▶ TO DO
Collect all lines below with the string "subtitle".

▶ EXTRACTED DATA
──────────
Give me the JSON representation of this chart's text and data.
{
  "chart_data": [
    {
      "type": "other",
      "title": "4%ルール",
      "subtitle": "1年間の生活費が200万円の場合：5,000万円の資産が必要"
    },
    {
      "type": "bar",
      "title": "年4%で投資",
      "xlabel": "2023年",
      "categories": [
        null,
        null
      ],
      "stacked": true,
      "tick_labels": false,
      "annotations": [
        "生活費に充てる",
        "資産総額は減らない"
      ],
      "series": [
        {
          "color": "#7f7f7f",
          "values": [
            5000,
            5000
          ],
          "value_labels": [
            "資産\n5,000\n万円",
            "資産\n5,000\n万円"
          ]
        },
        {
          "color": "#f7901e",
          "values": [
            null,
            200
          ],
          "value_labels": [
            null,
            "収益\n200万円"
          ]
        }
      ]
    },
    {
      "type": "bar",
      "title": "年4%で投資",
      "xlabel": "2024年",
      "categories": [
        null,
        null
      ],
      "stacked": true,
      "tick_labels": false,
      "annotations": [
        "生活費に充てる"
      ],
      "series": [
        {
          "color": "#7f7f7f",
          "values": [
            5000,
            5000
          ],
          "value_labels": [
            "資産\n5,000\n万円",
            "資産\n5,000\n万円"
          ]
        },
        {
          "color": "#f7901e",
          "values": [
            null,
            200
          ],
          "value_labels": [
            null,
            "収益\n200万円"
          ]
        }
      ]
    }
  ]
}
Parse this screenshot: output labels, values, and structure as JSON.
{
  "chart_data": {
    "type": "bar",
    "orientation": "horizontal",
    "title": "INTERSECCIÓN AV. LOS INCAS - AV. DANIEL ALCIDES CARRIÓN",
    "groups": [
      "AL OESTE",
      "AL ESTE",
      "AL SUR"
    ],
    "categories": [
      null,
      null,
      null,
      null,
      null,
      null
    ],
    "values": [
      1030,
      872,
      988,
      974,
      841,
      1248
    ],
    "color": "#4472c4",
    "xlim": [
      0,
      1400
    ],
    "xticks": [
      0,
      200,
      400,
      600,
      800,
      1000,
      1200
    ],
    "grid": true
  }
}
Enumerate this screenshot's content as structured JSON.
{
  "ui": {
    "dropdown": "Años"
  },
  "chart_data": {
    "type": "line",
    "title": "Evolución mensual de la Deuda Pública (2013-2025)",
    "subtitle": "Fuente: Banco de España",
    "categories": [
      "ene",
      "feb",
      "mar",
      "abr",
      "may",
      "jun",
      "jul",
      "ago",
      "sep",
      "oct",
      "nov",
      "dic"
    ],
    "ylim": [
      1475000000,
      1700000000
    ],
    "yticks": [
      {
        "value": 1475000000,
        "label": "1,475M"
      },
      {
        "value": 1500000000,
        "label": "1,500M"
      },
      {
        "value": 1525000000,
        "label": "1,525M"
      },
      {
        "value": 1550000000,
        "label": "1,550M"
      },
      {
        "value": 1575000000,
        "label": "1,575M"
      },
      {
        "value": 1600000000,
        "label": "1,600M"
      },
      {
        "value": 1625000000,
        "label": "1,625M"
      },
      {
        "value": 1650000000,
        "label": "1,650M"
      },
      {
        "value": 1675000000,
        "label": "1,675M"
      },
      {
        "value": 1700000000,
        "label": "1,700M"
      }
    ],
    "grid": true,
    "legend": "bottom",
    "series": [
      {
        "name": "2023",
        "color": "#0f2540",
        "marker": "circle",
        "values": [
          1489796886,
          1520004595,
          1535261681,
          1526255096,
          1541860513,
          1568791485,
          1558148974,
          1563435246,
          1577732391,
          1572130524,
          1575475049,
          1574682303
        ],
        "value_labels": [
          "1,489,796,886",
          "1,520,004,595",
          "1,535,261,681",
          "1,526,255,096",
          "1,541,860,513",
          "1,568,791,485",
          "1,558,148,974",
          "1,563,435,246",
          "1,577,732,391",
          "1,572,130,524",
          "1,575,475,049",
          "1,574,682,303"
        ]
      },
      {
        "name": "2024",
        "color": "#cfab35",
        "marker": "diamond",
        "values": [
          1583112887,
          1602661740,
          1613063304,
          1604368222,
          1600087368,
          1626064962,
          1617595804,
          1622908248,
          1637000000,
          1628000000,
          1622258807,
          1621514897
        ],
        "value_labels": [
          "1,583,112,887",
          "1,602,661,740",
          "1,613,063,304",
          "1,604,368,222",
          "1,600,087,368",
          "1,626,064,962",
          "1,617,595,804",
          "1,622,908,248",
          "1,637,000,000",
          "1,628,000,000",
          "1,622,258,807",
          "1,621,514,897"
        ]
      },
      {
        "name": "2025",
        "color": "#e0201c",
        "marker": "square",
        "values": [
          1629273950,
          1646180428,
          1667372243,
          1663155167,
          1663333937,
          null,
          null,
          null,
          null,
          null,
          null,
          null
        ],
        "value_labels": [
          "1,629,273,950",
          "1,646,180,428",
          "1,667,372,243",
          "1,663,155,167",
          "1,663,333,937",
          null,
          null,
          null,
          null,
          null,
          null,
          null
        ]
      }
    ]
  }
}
──────────
▶ THE ANSWER
      "subtitle": "1年間の生活費が200万円の場合：5,000万円の資産が必要"
    "subtitle": "Fuente: Banco de España",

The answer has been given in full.